• _WORK REQUIRED_:
Copy each line in the data that includes the word "Learning".
— START SUPPLIED RECORDS —
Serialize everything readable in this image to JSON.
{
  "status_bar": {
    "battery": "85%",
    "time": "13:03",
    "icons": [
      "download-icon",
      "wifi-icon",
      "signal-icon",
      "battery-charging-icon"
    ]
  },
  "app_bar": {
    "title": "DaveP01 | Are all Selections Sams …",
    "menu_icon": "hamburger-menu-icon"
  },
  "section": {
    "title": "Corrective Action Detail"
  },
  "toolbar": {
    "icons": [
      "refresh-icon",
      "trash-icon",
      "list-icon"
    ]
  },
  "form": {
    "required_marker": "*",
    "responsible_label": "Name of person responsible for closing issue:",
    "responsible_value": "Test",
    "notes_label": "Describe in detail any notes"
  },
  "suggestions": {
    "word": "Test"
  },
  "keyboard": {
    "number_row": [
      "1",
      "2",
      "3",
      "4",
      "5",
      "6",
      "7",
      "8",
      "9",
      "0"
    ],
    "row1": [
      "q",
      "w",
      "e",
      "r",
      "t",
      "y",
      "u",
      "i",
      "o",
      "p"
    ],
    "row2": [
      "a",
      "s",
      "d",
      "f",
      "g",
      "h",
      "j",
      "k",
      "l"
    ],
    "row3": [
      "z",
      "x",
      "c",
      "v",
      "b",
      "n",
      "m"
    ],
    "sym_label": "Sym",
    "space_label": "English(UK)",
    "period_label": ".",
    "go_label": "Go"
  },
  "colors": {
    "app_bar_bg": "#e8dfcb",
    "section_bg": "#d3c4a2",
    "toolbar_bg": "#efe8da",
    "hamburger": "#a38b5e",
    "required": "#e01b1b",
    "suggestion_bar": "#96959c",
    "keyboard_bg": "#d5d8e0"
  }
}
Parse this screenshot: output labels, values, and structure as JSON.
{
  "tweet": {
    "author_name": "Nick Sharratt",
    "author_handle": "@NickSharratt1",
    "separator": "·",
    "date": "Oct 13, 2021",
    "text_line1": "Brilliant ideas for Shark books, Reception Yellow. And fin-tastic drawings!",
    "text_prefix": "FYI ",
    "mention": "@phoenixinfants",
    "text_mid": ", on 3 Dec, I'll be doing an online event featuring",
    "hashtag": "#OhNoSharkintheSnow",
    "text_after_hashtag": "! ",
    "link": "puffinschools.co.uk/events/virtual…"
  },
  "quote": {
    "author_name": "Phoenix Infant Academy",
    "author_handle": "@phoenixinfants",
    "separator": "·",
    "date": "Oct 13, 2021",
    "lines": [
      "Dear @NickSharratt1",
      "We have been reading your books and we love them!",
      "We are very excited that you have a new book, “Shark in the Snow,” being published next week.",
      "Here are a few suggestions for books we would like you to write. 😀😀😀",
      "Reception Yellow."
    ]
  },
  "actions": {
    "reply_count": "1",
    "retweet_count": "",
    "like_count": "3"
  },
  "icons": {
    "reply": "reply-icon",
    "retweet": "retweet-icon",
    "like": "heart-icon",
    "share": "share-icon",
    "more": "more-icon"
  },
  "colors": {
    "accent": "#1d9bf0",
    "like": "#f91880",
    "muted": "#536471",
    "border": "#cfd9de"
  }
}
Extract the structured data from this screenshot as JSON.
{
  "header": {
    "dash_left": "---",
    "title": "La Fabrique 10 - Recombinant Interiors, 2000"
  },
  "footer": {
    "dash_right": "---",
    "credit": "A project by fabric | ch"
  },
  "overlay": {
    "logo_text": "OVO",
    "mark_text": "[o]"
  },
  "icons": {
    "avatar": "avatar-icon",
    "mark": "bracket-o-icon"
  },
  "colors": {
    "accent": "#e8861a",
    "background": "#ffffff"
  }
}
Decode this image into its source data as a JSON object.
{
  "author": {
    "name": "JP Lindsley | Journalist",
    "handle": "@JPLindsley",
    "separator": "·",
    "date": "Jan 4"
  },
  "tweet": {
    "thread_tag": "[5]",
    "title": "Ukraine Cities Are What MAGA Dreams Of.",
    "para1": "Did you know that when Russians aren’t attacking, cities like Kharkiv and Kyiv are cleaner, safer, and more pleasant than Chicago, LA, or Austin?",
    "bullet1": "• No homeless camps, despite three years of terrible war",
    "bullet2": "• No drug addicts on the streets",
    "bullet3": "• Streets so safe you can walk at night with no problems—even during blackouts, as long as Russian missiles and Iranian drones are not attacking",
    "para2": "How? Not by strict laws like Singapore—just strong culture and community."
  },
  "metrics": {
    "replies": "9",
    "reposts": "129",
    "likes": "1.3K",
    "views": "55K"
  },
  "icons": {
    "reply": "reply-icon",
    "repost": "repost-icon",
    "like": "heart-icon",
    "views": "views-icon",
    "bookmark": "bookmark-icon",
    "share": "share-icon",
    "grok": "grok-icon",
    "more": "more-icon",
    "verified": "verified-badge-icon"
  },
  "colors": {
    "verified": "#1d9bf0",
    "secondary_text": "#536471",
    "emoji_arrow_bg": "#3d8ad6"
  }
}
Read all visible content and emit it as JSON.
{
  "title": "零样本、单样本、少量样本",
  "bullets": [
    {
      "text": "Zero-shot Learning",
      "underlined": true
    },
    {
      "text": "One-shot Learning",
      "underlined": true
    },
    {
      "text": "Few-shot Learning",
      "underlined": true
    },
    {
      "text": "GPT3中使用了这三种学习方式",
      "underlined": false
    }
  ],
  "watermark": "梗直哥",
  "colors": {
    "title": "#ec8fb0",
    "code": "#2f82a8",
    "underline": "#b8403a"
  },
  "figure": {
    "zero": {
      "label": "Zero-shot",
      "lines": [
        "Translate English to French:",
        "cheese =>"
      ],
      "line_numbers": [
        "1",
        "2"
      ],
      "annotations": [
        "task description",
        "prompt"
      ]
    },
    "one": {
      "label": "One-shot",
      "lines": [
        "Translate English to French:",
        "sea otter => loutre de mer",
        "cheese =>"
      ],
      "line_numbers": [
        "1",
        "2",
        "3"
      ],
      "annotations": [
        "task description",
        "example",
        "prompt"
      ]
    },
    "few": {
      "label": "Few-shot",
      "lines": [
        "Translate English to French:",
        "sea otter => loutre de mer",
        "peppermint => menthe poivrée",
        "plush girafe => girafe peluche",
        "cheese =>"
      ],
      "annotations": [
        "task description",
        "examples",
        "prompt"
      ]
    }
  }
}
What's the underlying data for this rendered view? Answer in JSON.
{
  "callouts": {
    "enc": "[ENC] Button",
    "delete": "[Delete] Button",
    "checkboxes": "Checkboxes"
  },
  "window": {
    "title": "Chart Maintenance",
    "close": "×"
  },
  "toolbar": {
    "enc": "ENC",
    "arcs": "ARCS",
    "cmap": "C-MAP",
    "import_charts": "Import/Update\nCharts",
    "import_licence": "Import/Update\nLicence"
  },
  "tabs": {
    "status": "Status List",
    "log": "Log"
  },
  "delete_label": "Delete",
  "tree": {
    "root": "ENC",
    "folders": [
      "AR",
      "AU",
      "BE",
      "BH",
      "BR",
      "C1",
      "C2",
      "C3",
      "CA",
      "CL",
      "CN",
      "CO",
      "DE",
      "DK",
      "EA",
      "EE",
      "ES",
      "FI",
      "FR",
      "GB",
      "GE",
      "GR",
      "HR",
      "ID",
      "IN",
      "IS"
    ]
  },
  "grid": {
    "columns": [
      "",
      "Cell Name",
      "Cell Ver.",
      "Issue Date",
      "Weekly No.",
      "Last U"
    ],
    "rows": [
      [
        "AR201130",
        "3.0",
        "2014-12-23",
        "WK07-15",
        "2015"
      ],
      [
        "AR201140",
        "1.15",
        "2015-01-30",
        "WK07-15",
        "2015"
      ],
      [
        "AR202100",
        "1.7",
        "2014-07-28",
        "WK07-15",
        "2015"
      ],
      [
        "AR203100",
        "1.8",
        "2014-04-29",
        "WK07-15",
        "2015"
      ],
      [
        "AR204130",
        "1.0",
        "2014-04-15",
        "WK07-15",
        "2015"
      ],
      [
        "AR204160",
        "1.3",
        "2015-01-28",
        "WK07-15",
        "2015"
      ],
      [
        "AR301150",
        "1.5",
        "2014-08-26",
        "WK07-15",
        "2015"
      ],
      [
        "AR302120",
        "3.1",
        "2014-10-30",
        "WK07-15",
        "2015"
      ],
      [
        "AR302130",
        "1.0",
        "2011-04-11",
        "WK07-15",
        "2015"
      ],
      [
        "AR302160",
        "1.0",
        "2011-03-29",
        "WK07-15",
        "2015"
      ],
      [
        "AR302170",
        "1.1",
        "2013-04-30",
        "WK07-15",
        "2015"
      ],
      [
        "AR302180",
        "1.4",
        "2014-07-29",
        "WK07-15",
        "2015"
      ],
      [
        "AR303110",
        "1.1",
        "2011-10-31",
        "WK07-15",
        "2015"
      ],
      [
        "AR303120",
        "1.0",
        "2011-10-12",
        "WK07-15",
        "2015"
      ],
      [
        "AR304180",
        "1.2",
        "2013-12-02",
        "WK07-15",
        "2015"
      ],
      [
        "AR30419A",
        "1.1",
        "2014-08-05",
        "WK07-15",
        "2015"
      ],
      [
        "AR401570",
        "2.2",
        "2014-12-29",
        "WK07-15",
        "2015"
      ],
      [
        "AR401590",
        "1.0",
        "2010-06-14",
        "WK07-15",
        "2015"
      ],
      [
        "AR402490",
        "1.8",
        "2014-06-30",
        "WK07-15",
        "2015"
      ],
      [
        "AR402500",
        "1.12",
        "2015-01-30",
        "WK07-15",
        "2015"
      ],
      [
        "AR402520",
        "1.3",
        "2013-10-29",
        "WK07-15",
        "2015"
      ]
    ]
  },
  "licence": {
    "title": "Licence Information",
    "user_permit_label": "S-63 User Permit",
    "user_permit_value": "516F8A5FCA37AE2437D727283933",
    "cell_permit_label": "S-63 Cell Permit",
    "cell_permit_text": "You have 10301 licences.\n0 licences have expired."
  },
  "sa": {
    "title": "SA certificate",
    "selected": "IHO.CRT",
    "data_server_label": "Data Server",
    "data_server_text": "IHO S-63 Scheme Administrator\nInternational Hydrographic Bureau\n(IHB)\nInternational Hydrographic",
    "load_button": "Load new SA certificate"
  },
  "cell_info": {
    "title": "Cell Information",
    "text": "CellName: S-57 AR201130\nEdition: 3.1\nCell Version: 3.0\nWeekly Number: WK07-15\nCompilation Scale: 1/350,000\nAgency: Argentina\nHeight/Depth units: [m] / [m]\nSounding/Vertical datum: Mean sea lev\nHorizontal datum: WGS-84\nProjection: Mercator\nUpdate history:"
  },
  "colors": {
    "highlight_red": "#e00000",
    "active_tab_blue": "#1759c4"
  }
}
— END SUPPLIED RECORDS —
• _RESULT OF THIS TASK_:
      "text": "Zero-shot Learning",
      "text": "One-shot Learning",
      "text": "Few-shot Learning",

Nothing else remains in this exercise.